The Company's subsidiaries each guaranteed the obligations of the
Company under the foregoing Facility and granted security interests in their
respective assets as collateral for such guarantees. In addition, the Company
pledged stock of such subsidiaries as security for obligations of the Company
under such Facility.

The Facility includes restrictions relating to, among other things,
indebtedness for borrowed money, capital expenditures, mergers, sale of assets,
dividends and liens on the property of the Company. The Facility also requires
the Company to comply with certain financial covenants at the end of each
quarter such as minimum cash flow in relation to the Company's debt service
requirements, ratio of debt to equity, and the maintenance of minimum
shareholders' equity. In December 2001, the Company received a waiver for
covenants that the Company was not in compliance with at September 29, 2001. In
December 2001 and April 2002, certain covenants in the Facility were modified
for fiscal 2002 and beyond. In August 2002, the Company received a waiver for
the one covenant that the Company was not in compliance with at June 29, 2002,
which waiver is valid for the twelve month period through and including
September 27, 2002.

5. RECEIVABLES FROM EMPLOYEES IN RESPECT OF STOCK OPTION EXERCISES

Receivables from employees in respect of stock option exercises
includes amounts due from officers and directors totaling $717,000 at June 29,
2002 and September 29, 2001, respectively. Such amounts which are due from the
exercise of stock options in accordance with the Company's Stock Option Plan are
payable on demand with interest at 1/2% above prime.

## Recorded data
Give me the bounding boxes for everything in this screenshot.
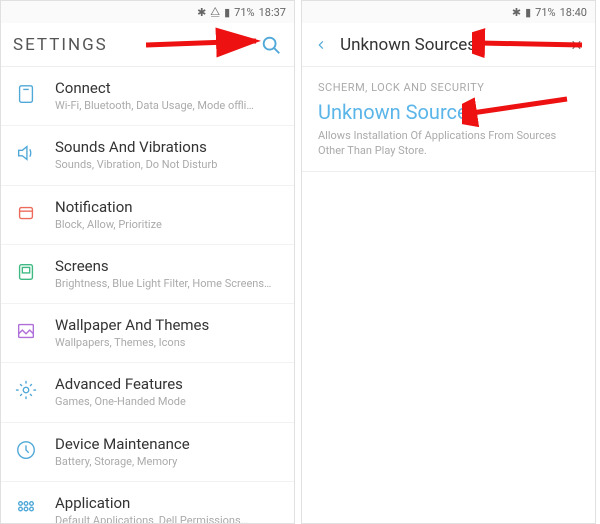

## Jobs
1. Summarize the financial note excerpt in exactly two sentences.
2. Render this sentence from the financial note excerpt in Spanish: "The Facility includes restrictions relating to, among other things, indebtedness for borrowed money, capital expenditures, mergers, sale of assets, dividends and liens on the property of the Company."

## Responses to the tasks
1. The Company's subsidiaries guaranteed its obligations under the Facility and secured those guarantees with their assets, the Company pledged the subsidiaries' stock, and the Facility imposes restrictions along with quarterly financial covenants. The Company received waivers for covenants it failed to meet at September 29, 2001 and June 29, 2002, and amounts due from the exercise of stock options are payable on demand with interest at 1/2% above prime.

2. La Línea de Crédito incluye restricciones relativas, entre otras cosas, al endeudamiento por dinero tomado en préstamo, a los gastos de capital, a las fusiones, a la venta de activos, a los dividendos y a los gravámenes sobre los bienes de la Compañía.